• [TASK INSTRUCTIONS]: Return the entries below in their exact form, leaving the pictures out.

• [Stored items from a collection]:
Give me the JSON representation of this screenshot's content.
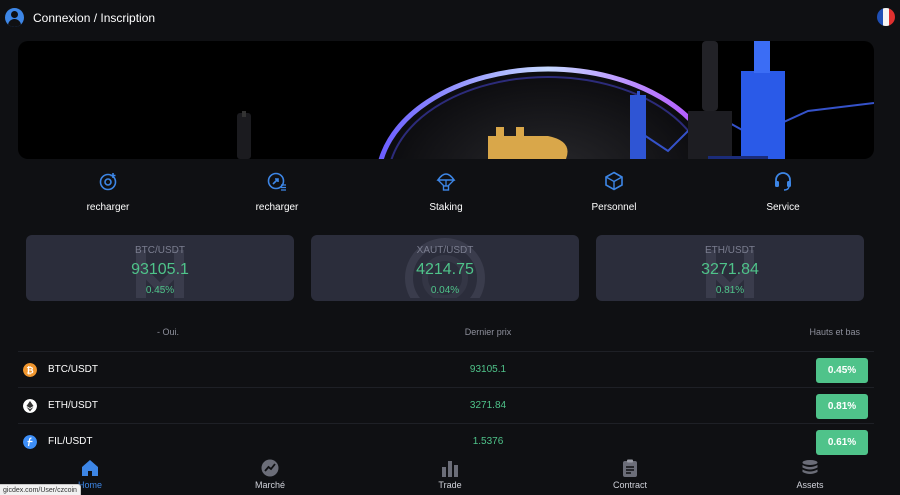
{
  "header": {
    "title": "Connexion / Inscription"
  },
  "actions": [
    {
      "label": "recharger",
      "icon": "deposit-icon"
    },
    {
      "label": "recharger",
      "icon": "withdraw-icon"
    },
    {
      "label": "Staking",
      "icon": "staking-icon"
    },
    {
      "label": "Personnel",
      "icon": "personal-icon"
    },
    {
      "label": "Service",
      "icon": "headset-icon"
    }
  ],
  "tickers": [
    {
      "pair": "BTC/USDT",
      "price": "93105.1",
      "change": "0.45%"
    },
    {
      "pair": "XAUT/USDT",
      "price": "4214.75",
      "change": "0.04%"
    },
    {
      "pair": "ETH/USDT",
      "price": "3271.84",
      "change": "0.81%"
    }
  ],
  "table": {
    "headers": {
      "name": "- Oui.",
      "last": "Dernier prix",
      "change": "Hauts et bas"
    },
    "rows": [
      {
        "symbol": "BTC/USDT",
        "last": "93105.1",
        "change": "0.45%",
        "icon": "btc-icon",
        "icon_color": "#f0962e"
      },
      {
        "symbol": "ETH/USDT",
        "last": "3271.84",
        "change": "0.81%",
        "icon": "eth-icon",
        "icon_color": "#ffffff"
      },
      {
        "symbol": "FIL/USDT",
        "last": "1.5376",
        "change": "0.61%",
        "icon": "fil-icon",
        "icon_color": "#3d8ef7"
      }
    ]
  },
  "nav": [
    {
      "label": "Home",
      "icon": "home-icon",
      "active": true
    },
    {
      "label": "Marché",
      "icon": "market-icon"
    },
    {
      "label": "Trade",
      "icon": "trade-icon"
    },
    {
      "label": "Contract",
      "icon": "contract-icon"
    },
    {
      "label": "Assets",
      "icon": "assets-icon"
    }
  ],
  "status_url": "gicdex.com/User/czcoin",
  "colors": {
    "background": "#0f1013",
    "accent": "#3d86e6",
    "up": "#4fc38a",
    "card": "#2b2d3b"
  }
}
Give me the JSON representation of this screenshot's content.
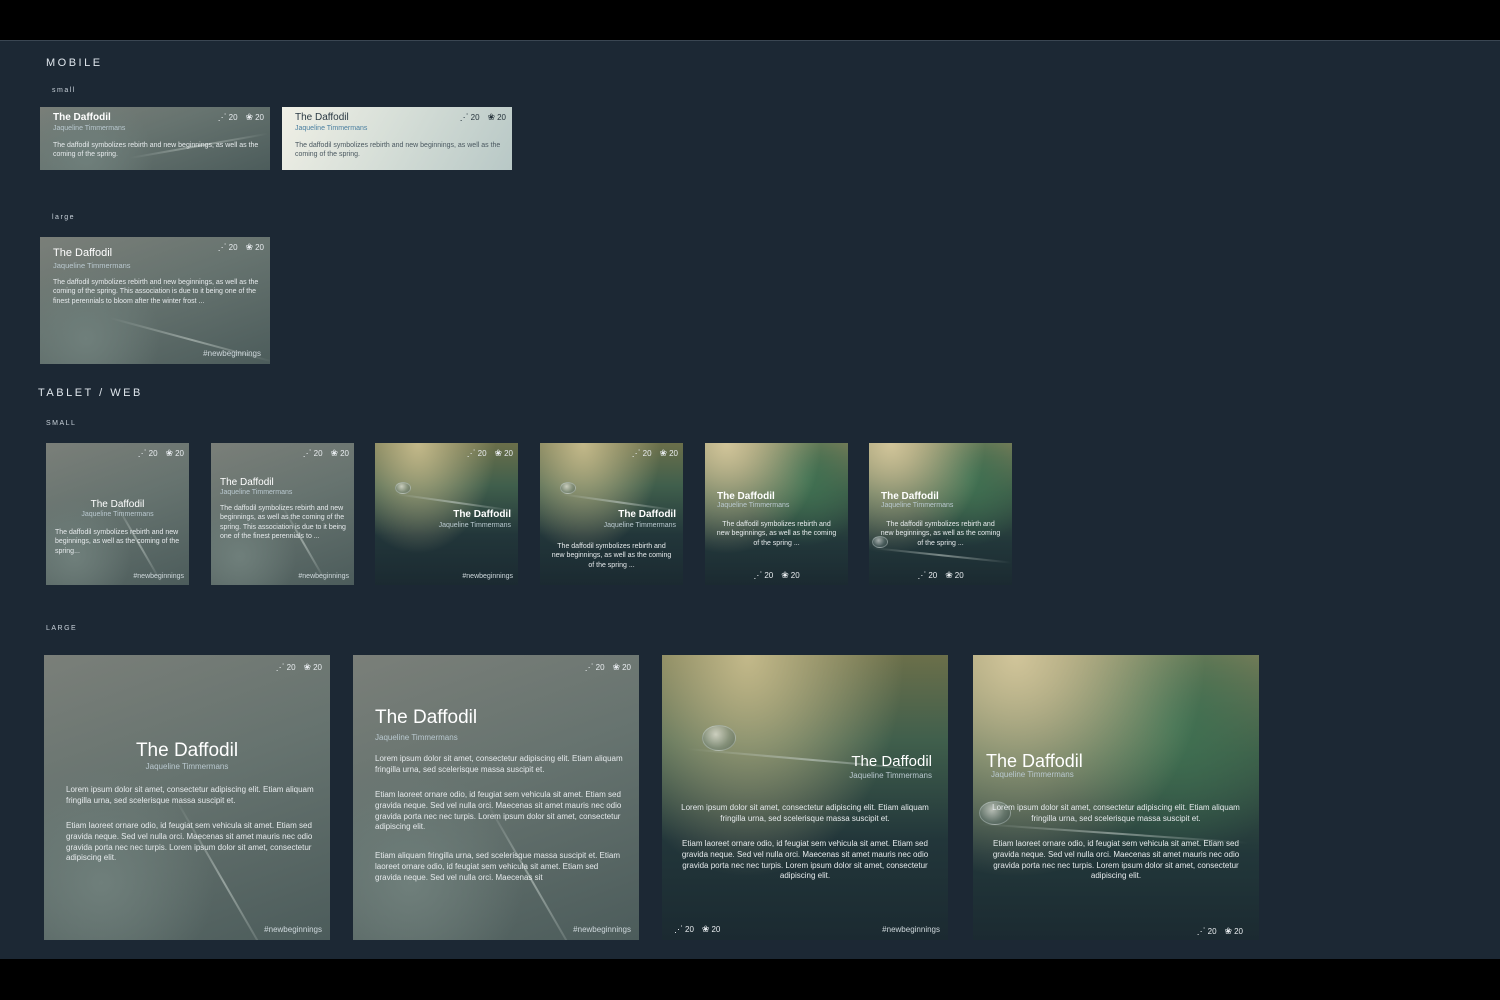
{
  "sections": {
    "mobile": "MOBILE",
    "mobile_small": "small",
    "mobile_large": "large",
    "tablet_web": "TABLET / WEB",
    "tablet_small": "SMALL",
    "tablet_large": "LARGE"
  },
  "card": {
    "title": "The Daffodil",
    "author": "Jaqueline Timmermans",
    "hashtag": "#newbeginnings",
    "shares": "20",
    "likes": "20",
    "share_icon": "share-icon",
    "lotus_icon": "lotus-icon"
  },
  "descriptions": {
    "short": "The daffodil symbolizes rebirth and new beginnings, as well as the coming of the spring.",
    "long": "The daffodil symbolizes rebirth and new beginnings, as well as the coming of the spring.  This association is due to it being one of the finest perennials to bloom after the winter frost ...",
    "small_a": "The daffodil symbolizes rebirth and new beginnings, as well as the coming of the spring...",
    "small_b": "The daffodil symbolizes rebirth and new beginnings, as well as the coming of the spring.  This association is due to it being one of the finest perennials to ...",
    "small_c": "The daffodil symbolizes rebirth and new beginnings, as well as the coming of the spring ..."
  },
  "lorem": {
    "p1": "Lorem ipsum dolor sit amet, consectetur adipiscing elit. Etiam aliquam fringilla urna, sed scelerisque massa suscipit et.",
    "p2": "Etiam laoreet ornare odio, id feugiat sem vehicula sit amet. Etiam sed gravida neque. Sed vel nulla orci. Maecenas sit amet mauris nec odio gravida porta nec nec turpis. Lorem ipsum dolor sit amet, consectetur adipiscing elit.",
    "p3": "Etiam aliquam fringilla urna, sed scelerisque massa suscipit et. Etiam laoreet ornare odio, id feugiat sem vehicula sit amet. Etiam sed gravida neque. Sed vel nulla orci. Maecenas sit"
  },
  "colors": {
    "board": "#1c2834",
    "frame": "#000000",
    "author_accent": "#4a7fa0"
  }
}
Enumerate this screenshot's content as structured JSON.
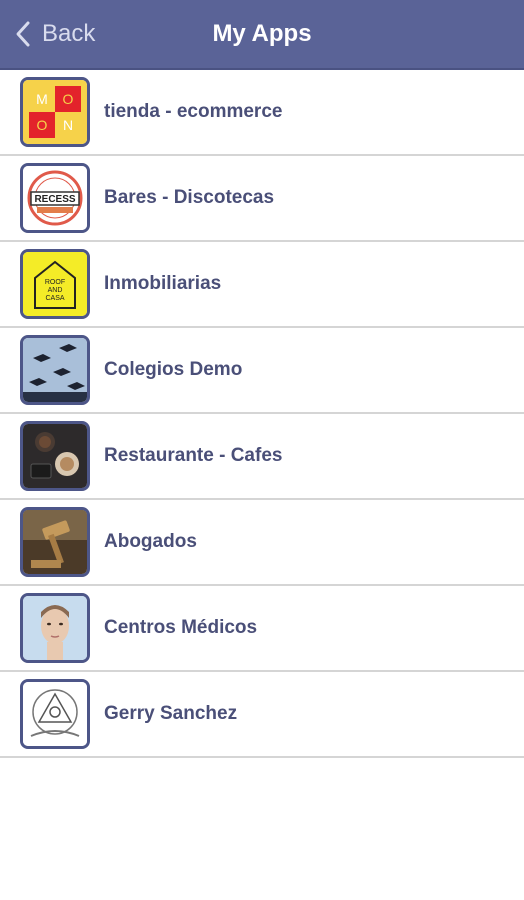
{
  "header": {
    "back_label": "Back",
    "title": "My Apps"
  },
  "apps": [
    {
      "name": "tienda - ecommerce",
      "icon": "moon-logo-icon"
    },
    {
      "name": "Bares - Discotecas",
      "icon": "recess-badge-icon"
    },
    {
      "name": "Inmobiliarias",
      "icon": "roof-and-casa-icon"
    },
    {
      "name": "Colegios Demo",
      "icon": "graduation-caps-icon"
    },
    {
      "name": "Restaurante - Cafes",
      "icon": "coffee-table-icon"
    },
    {
      "name": "Abogados",
      "icon": "gavel-icon"
    },
    {
      "name": "Centros Médicos",
      "icon": "face-portrait-icon"
    },
    {
      "name": "Gerry Sanchez",
      "icon": "emblem-icon"
    }
  ],
  "logo_text": {
    "moon": [
      "M",
      "O",
      "O",
      "N"
    ],
    "recess": "RECESS",
    "roof": [
      "ROOF",
      "AND",
      "CASA"
    ]
  }
}
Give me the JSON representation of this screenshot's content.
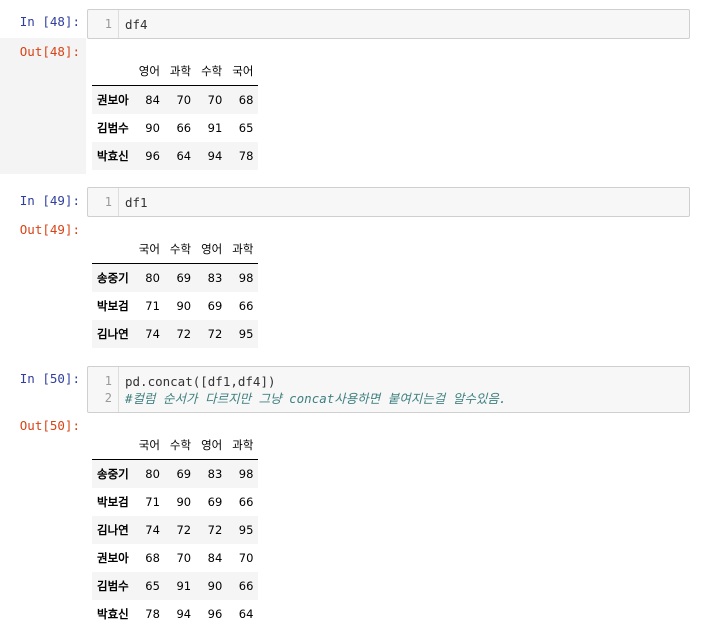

• [EXPECTED ANSWER]:
Give me the JSON representation of this screenshot's content.
{
  "header": {
    "title": "Connexion / Inscription"
  },
  "actions": [
    {
      "label": "recharger",
      "icon": "deposit-icon"
    },
    {
      "label": "recharger",
      "icon": "withdraw-icon"
    },
    {
      "label": "Staking",
      "icon": "staking-icon"
    },
    {
      "label": "Personnel",
      "icon": "personal-icon"
    },
    {
      "label": "Service",
      "icon": "headset-icon"
    }
  ],
  "tickers": [
    {
      "pair": "BTC/USDT",
      "price": "93105.1",
      "change": "0.45%"
    },
    {
      "pair": "XAUT/USDT",
      "price": "4214.75",
      "change": "0.04%"
    },
    {
      "pair": "ETH/USDT",
      "price": "3271.84",
      "change": "0.81%"
    }
  ],
  "table": {
    "headers": {
      "name": "- Oui.",
      "last": "Dernier prix",
      "change": "Hauts et bas"
    },
    "rows": [
      {
        "symbol": "BTC/USDT",
        "last": "93105.1",
        "change": "0.45%",
        "icon": "btc-icon",
        "icon_color": "#f0962e"
      },
      {
        "symbol": "ETH/USDT",
        "last": "3271.84",
        "change": "0.81%",
        "icon": "eth-icon",
        "icon_color": "#ffffff"
      },
      {
        "symbol": "FIL/USDT",
        "last": "1.5376",
        "change": "0.61%",
        "icon": "fil-icon",
        "icon_color": "#3d8ef7"
      }
    ]
  },
  "nav": [
    {
      "label": "Home",
      "icon": "home-icon",
      "active": true
    },
    {
      "label": "Marché",
      "icon": "market-icon"
    },
    {
      "label": "Trade",
      "icon": "trade-icon"
    },
    {
      "label": "Contract",
      "icon": "contract-icon"
    },
    {
      "label": "Assets",
      "icon": "assets-icon"
    }
  ],
  "status_url": "gicdex.com/User/czcoin",
  "colors": {
    "background": "#0f1013",
    "accent": "#3d86e6",
    "up": "#4fc38a",
    "card": "#2b2d3b"
  }
}
Give me the JSON representation of this screenshot's content.
{
  "sections": {
    "mobile": "MOBILE",
    "mobile_small": "small",
    "mobile_large": "large",
    "tablet_web": "TABLET / WEB",
    "tablet_small": "SMALL",
    "tablet_large": "LARGE"
  },
  "card": {
    "title": "The Daffodil",
    "author": "Jaqueline Timmermans",
    "hashtag": "#newbeginnings",
    "shares": "20",
    "likes": "20",
    "share_icon": "share-icon",
    "lotus_icon": "lotus-icon"
  },
  "descriptions": {
    "short": "The daffodil symbolizes rebirth and new beginnings, as well as the coming of the spring.",
    "long": "The daffodil symbolizes rebirth and new beginnings, as well as the coming of the spring.  This association is due to it being one of the finest perennials to bloom after the winter frost ...",
    "small_a": "The daffodil symbolizes rebirth and new beginnings, as well as the coming of the spring...",
    "small_b": "The daffodil symbolizes rebirth and new beginnings, as well as the coming of the spring.  This association is due to it being one of the finest perennials to ...",
    "small_c": "The daffodil symbolizes rebirth and new beginnings, as well as the coming of the spring ..."
  },
  "lorem": {
    "p1": "Lorem ipsum dolor sit amet, consectetur adipiscing elit. Etiam aliquam fringilla urna, sed scelerisque massa suscipit et.",
    "p2": "Etiam laoreet ornare odio, id feugiat sem vehicula sit amet. Etiam sed gravida neque. Sed vel nulla orci. Maecenas sit amet mauris nec odio gravida porta nec nec turpis. Lorem ipsum dolor sit amet, consectetur adipiscing elit.",
    "p3": "Etiam aliquam fringilla urna, sed scelerisque massa suscipit et. Etiam laoreet ornare odio, id feugiat sem vehicula sit amet. Etiam sed gravida neque. Sed vel nulla orci. Maecenas sit"
  },
  "colors": {
    "board": "#1c2834",
    "frame": "#000000",
    "author_accent": "#4a7fa0"
  }
}
Enumerate this screenshot's content as structured JSON.
{
  "header": {
    "back_label": "Back",
    "title": "My Apps"
  },
  "apps": [
    {
      "name": "tienda - ecommerce",
      "icon": "moon-logo-icon"
    },
    {
      "name": "Bares - Discotecas",
      "icon": "recess-badge-icon"
    },
    {
      "name": "Inmobiliarias",
      "icon": "roof-and-casa-icon"
    },
    {
      "name": "Colegios Demo",
      "icon": "graduation-caps-icon"
    },
    {
      "name": "Restaurante - Cafes",
      "icon": "coffee-table-icon"
    },
    {
      "name": "Abogados",
      "icon": "gavel-icon"
    },
    {
      "name": "Centros Médicos",
      "icon": "face-portrait-icon"
    },
    {
      "name": "Gerry Sanchez",
      "icon": "emblem-icon"
    }
  ],
  "logo_text": {
    "moon": [
      "M",
      "O",
      "O",
      "N"
    ],
    "recess": "RECESS",
    "roof": [
      "ROOF",
      "AND",
      "CASA"
    ]
  }
}
Give me the JSON representation of this screenshot's content.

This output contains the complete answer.